Go through the records underneath and write each one out again exactly.

Dataset entries
** BEGIN **
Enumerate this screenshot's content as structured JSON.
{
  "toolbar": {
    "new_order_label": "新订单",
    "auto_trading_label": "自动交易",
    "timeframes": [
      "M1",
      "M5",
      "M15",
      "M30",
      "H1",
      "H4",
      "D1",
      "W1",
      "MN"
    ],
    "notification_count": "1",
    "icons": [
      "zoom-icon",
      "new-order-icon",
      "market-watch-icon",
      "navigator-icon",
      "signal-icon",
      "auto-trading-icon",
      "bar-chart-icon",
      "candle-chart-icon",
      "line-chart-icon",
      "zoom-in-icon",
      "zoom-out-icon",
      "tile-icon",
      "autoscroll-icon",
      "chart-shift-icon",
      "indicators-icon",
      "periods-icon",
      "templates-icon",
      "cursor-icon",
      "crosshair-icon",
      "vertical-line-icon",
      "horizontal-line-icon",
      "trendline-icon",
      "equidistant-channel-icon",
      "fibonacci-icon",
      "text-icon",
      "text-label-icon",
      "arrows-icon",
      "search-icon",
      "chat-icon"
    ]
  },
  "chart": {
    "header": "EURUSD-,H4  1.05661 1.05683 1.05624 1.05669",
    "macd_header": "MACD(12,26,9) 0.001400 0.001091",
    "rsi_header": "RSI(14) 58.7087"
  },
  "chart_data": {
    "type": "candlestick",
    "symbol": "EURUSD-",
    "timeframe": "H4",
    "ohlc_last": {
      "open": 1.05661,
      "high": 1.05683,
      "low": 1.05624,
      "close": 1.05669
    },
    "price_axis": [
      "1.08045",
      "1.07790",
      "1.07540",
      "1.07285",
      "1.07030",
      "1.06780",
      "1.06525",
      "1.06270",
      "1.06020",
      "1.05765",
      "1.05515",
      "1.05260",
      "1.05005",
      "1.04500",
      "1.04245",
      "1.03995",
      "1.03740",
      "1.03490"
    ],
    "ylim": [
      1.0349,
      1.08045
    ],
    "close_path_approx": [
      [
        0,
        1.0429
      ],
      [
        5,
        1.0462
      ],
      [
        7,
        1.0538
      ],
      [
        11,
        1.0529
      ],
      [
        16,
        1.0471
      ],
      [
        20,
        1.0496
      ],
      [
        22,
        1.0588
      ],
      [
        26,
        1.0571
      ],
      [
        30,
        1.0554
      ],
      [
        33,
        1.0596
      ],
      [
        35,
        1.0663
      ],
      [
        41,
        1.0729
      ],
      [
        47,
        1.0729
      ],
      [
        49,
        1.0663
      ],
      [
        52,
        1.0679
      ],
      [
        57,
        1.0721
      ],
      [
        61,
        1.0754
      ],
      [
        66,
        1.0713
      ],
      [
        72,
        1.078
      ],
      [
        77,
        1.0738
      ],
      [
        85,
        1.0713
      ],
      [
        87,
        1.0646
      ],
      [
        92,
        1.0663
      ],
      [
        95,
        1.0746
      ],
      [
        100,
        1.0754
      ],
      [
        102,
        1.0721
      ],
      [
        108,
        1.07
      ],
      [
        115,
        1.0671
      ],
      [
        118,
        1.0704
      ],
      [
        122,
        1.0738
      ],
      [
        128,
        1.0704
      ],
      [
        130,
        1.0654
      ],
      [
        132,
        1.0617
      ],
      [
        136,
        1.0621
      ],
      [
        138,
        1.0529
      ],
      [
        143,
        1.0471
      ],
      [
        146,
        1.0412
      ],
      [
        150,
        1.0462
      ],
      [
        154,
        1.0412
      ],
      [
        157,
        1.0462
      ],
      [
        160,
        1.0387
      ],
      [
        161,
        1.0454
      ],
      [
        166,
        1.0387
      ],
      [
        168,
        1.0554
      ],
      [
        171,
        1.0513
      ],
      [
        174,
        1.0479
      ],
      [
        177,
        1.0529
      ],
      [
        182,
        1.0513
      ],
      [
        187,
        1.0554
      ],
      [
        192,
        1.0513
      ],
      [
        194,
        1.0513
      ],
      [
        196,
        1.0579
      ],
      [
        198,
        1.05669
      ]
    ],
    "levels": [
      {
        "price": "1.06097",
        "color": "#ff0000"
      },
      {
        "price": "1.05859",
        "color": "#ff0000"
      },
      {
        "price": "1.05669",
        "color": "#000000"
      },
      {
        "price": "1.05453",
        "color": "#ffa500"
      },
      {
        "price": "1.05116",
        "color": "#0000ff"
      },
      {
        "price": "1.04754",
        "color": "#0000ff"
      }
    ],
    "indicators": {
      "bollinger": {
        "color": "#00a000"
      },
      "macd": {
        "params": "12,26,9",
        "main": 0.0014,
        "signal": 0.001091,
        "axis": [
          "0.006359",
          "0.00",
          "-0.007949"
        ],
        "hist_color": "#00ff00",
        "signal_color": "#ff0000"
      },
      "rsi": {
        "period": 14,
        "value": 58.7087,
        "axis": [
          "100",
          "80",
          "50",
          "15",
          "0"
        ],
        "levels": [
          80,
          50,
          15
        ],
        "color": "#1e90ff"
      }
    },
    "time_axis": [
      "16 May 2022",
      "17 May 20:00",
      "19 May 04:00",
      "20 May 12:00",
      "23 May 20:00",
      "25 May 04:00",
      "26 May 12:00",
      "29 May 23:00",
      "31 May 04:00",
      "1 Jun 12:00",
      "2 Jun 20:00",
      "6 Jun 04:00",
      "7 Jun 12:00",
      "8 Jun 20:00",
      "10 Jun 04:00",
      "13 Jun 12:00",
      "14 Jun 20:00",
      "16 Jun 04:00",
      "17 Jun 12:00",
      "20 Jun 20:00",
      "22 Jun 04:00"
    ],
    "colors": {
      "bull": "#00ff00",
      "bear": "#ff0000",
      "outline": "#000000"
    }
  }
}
** END **
## The result
Enumerate this screenshot's content as structured JSON.
{
  "toolbar": {
    "new_order_label": "新订单",
    "auto_trading_label": "自动交易",
    "timeframes": [
      "M1",
      "M5",
      "M15",
      "M30",
      "H1",
      "H4",
      "D1",
      "W1",
      "MN"
    ],
    "notification_count": "1",
    "icons": [
      "zoom-icon",
      "new-order-icon",
      "market-watch-icon",
      "navigator-icon",
      "signal-icon",
      "auto-trading-icon",
      "bar-chart-icon",
      "candle-chart-icon",
      "line-chart-icon",
      "zoom-in-icon",
      "zoom-out-icon",
      "tile-icon",
      "autoscroll-icon",
      "chart-shift-icon",
      "indicators-icon",
      "periods-icon",
      "templates-icon",
      "cursor-icon",
      "crosshair-icon",
      "vertical-line-icon",
      "horizontal-line-icon",
      "trendline-icon",
      "equidistant-channel-icon",
      "fibonacci-icon",
      "text-icon",
      "text-label-icon",
      "arrows-icon",
      "search-icon",
      "chat-icon"
    ]
  },
  "chart": {
    "header": "EURUSD-,H4  1.05661 1.05683 1.05624 1.05669",
    "macd_header": "MACD(12,26,9) 0.001400 0.001091",
    "rsi_header": "RSI(14) 58.7087"
  },
  "chart_data": {
    "type": "candlestick",
    "symbol": "EURUSD-",
    "timeframe": "H4",
    "ohlc_last": {
      "open": 1.05661,
      "high": 1.05683,
      "low": 1.05624,
      "close": 1.05669
    },
    "price_axis": [
      "1.08045",
      "1.07790",
      "1.07540",
      "1.07285",
      "1.07030",
      "1.06780",
      "1.06525",
      "1.06270",
      "1.06020",
      "1.05765",
      "1.05515",
      "1.05260",
      "1.05005",
      "1.04500",
      "1.04245",
      "1.03995",
      "1.03740",
      "1.03490"
    ],
    "ylim": [
      1.0349,
      1.08045
    ],
    "close_path_approx": [
      [
        0,
        1.0429
      ],
      [
        5,
        1.0462
      ],
      [
        7,
        1.0538
      ],
      [
        11,
        1.0529
      ],
      [
        16,
        1.0471
      ],
      [
        20,
        1.0496
      ],
      [
        22,
        1.0588
      ],
      [
        26,
        1.0571
      ],
      [
        30,
        1.0554
      ],
      [
        33,
        1.0596
      ],
      [
        35,
        1.0663
      ],
      [
        41,
        1.0729
      ],
      [
        47,
        1.0729
      ],
      [
        49,
        1.0663
      ],
      [
        52,
        1.0679
      ],
      [
        57,
        1.0721
      ],
      [
        61,
        1.0754
      ],
      [
        66,
        1.0713
      ],
      [
        72,
        1.078
      ],
      [
        77,
        1.0738
      ],
      [
        85,
        1.0713
      ],
      [
        87,
        1.0646
      ],
      [
        92,
        1.0663
      ],
      [
        95,
        1.0746
      ],
      [
        100,
        1.0754
      ],
      [
        102,
        1.0721
      ],
      [
        108,
        1.07
      ],
      [
        115,
        1.0671
      ],
      [
        118,
        1.0704
      ],
      [
        122,
        1.0738
      ],
      [
        128,
        1.0704
      ],
      [
        130,
        1.0654
      ],
      [
        132,
        1.0617
      ],
      [
        136,
        1.0621
      ],
      [
        138,
        1.0529
      ],
      [
        143,
        1.0471
      ],
      [
        146,
        1.0412
      ],
      [
        150,
        1.0462
      ],
      [
        154,
        1.0412
      ],
      [
        157,
        1.0462
      ],
      [
        160,
        1.0387
      ],
      [
        161,
        1.0454
      ],
      [
        166,
        1.0387
      ],
      [
        168,
        1.0554
      ],
      [
        171,
        1.0513
      ],
      [
        174,
        1.0479
      ],
      [
        177,
        1.0529
      ],
      [
        182,
        1.0513
      ],
      [
        187,
        1.0554
      ],
      [
        192,
        1.0513
      ],
      [
        194,
        1.0513
      ],
      [
        196,
        1.0579
      ],
      [
        198,
        1.05669
      ]
    ],
    "levels": [
      {
        "price": "1.06097",
        "color": "#ff0000"
      },
      {
        "price": "1.05859",
        "color": "#ff0000"
      },
      {
        "price": "1.05669",
        "color": "#000000"
      },
      {
        "price": "1.05453",
        "color": "#ffa500"
      },
      {
        "price": "1.05116",
        "color": "#0000ff"
      },
      {
        "price": "1.04754",
        "color": "#0000ff"
      }
    ],
    "indicators": {
      "bollinger": {
        "color": "#00a000"
      },
      "macd": {
        "params": "12,26,9",
        "main": 0.0014,
        "signal": 0.001091,
        "axis": [
          "0.006359",
          "0.00",
          "-0.007949"
        ],
        "hist_color": "#00ff00",
        "signal_color": "#ff0000"
      },
      "rsi": {
        "period": 14,
        "value": 58.7087,
        "axis": [
          "100",
          "80",
          "50",
          "15",
          "0"
        ],
        "levels": [
          80,
          50,
          15
        ],
        "color": "#1e90ff"
      }
    },
    "time_axis": [
      "16 May 2022",
      "17 May 20:00",
      "19 May 04:00",
      "20 May 12:00",
      "23 May 20:00",
      "25 May 04:00",
      "26 May 12:00",
      "29 May 23:00",
      "31 May 04:00",
      "1 Jun 12:00",
      "2 Jun 20:00",
      "6 Jun 04:00",
      "7 Jun 12:00",
      "8 Jun 20:00",
      "10 Jun 04:00",
      "13 Jun 12:00",
      "14 Jun 20:00",
      "16 Jun 04:00",
      "17 Jun 12:00",
      "20 Jun 20:00",
      "22 Jun 04:00"
    ],
    "colors": {
      "bull": "#00ff00",
      "bear": "#ff0000",
      "outline": "#000000"
    }
  }
}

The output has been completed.